(Stored items)

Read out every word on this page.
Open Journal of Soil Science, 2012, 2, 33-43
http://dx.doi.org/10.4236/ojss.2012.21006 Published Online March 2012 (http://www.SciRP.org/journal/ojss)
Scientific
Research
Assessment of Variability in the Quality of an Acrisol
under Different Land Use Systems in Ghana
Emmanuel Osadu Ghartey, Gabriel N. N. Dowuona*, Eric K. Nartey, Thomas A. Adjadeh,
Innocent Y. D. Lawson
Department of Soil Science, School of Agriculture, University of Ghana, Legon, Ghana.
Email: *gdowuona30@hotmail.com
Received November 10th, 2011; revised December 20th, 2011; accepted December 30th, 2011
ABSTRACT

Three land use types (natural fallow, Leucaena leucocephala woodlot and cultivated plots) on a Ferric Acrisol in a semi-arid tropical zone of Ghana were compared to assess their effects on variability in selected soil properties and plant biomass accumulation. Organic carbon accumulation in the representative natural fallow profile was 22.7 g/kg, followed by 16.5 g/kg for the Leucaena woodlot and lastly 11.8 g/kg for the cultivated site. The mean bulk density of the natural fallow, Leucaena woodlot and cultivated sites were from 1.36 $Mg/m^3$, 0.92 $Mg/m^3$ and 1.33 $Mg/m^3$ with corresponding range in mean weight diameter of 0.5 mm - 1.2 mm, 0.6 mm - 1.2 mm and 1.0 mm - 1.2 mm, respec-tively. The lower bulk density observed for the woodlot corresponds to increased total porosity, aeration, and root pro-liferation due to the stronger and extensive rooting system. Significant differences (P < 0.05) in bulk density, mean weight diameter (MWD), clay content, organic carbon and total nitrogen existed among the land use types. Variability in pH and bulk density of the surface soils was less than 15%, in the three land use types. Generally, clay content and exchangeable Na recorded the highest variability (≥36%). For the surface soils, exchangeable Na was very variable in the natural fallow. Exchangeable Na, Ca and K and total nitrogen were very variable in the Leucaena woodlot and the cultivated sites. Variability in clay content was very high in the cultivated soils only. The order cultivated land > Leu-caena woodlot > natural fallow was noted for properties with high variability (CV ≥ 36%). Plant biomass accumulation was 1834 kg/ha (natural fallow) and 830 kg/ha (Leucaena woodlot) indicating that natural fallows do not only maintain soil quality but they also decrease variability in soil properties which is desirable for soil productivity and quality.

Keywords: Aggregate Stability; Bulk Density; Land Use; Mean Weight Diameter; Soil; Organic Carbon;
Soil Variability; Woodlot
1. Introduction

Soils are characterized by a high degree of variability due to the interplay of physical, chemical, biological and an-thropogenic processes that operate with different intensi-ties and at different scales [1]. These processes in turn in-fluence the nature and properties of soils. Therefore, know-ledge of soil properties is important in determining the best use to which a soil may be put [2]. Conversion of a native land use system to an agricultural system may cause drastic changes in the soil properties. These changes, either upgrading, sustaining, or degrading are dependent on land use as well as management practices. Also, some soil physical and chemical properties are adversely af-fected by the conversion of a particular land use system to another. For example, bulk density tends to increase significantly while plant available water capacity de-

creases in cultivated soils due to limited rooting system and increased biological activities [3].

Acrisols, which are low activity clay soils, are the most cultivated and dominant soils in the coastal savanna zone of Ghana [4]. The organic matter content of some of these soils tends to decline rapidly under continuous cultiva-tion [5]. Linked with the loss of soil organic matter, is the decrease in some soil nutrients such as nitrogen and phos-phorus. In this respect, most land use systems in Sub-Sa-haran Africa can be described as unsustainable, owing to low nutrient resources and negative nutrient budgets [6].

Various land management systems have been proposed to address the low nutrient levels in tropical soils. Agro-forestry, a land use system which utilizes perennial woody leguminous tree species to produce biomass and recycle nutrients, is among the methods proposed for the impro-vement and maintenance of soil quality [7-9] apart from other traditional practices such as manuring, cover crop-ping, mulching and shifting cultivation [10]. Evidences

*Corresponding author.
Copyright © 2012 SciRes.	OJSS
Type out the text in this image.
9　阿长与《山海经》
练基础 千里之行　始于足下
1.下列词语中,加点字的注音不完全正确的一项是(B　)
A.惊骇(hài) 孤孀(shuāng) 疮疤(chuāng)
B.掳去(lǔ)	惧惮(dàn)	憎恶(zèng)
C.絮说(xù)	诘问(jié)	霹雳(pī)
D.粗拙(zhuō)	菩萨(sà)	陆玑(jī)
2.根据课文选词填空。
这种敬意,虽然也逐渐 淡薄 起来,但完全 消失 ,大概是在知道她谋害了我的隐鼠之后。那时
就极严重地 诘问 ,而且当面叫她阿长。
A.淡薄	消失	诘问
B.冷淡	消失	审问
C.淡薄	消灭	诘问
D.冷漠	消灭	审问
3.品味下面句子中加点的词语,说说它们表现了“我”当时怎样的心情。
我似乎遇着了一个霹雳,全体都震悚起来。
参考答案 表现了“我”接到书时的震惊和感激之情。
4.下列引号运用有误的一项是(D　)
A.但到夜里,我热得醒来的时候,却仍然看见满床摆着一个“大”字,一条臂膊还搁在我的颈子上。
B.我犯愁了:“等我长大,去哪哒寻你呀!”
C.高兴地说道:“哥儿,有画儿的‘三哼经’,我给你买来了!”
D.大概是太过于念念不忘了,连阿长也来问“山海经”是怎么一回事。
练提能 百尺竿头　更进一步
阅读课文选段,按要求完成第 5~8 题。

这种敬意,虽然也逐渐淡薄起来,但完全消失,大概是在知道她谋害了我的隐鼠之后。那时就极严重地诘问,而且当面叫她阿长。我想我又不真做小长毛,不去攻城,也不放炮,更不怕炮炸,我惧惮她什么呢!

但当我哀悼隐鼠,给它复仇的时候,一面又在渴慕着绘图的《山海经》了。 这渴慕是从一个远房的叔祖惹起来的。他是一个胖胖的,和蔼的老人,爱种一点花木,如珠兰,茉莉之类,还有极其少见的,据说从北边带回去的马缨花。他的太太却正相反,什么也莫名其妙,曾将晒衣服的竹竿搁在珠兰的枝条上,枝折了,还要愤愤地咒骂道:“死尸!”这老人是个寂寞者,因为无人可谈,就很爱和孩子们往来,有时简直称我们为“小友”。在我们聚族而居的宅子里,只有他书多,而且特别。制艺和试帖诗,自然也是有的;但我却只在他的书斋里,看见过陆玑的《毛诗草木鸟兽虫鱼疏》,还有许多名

= Exercise description =
Where a line in the entries holds "而且当面叫她阿长", copy that line.

= Result below =
就极严重地 诘问 ,而且当面叫她阿长。
这种敬意,虽然也逐渐淡薄起来,但完全消失,大概是在知道她谋害了我的隐鼠之后。那时就极严重地诘问,而且当面叫她阿长。我想我又不真做小长毛,不去攻城,也不放炮,更不怕炮炸,我惧惮她什么呢!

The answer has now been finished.